DATA UNDER STUDY: Begin

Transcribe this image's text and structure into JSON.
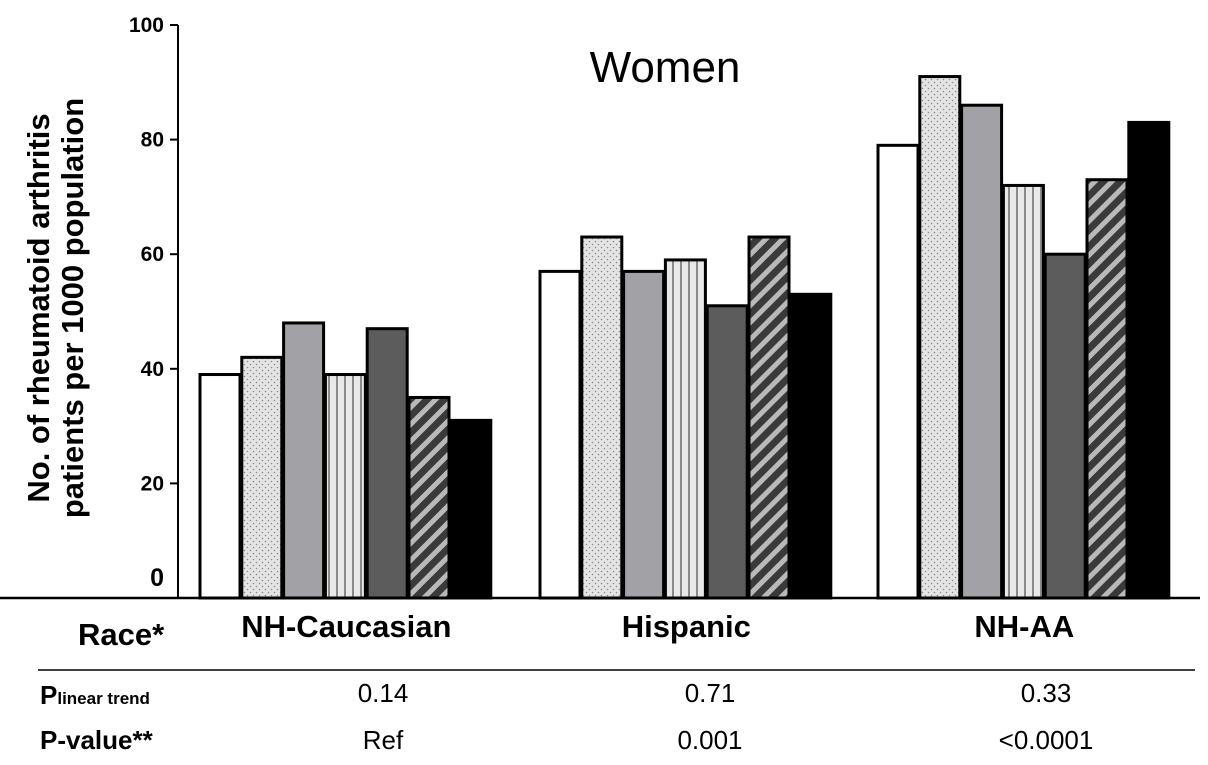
{
  "chart_data": {
    "type": "bar",
    "title": "Women",
    "ylabel_line1": "No. of rheumatoid arthritis",
    "ylabel_line2": "patients per 1000 population",
    "ylim": [
      0,
      100
    ],
    "yticks": [
      "0",
      "20",
      "40",
      "60",
      "80",
      "100"
    ],
    "categories": [
      "NH-Caucasian",
      "Hispanic",
      "NH-AA"
    ],
    "series": [
      {
        "fill": "white",
        "values": [
          39,
          57,
          79
        ]
      },
      {
        "fill": "dotted",
        "values": [
          42,
          63,
          91
        ]
      },
      {
        "fill": "gray",
        "values": [
          48,
          57,
          86
        ]
      },
      {
        "fill": "vertical-stripes",
        "values": [
          39,
          59,
          72
        ]
      },
      {
        "fill": "dark-gray",
        "values": [
          47,
          51,
          60
        ]
      },
      {
        "fill": "diagonal-stripes",
        "values": [
          35,
          63,
          73
        ]
      },
      {
        "fill": "black",
        "values": [
          31,
          53,
          83
        ]
      }
    ],
    "grid": false
  },
  "table": {
    "race_label": "Race*",
    "p_linear_main": "P",
    "p_linear_sub": "linear trend",
    "p_linear_values": [
      "0.14",
      "0.71",
      "0.33"
    ],
    "p_value_label": "P-value**",
    "p_value_values": [
      "Ref",
      "0.001",
      "<0.0001"
    ]
  }
}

DATA UNDER STUDY: End

■ **YOUR TASK**:
From the data above, copy every line where "fill" appears.

■ **TASK ANSWER**:
        "fill": "white",
        "fill": "dotted",
        "fill": "gray",
        "fill": "vertical-stripes",
        "fill": "dark-gray",
        "fill": "diagonal-stripes",
        "fill": "black",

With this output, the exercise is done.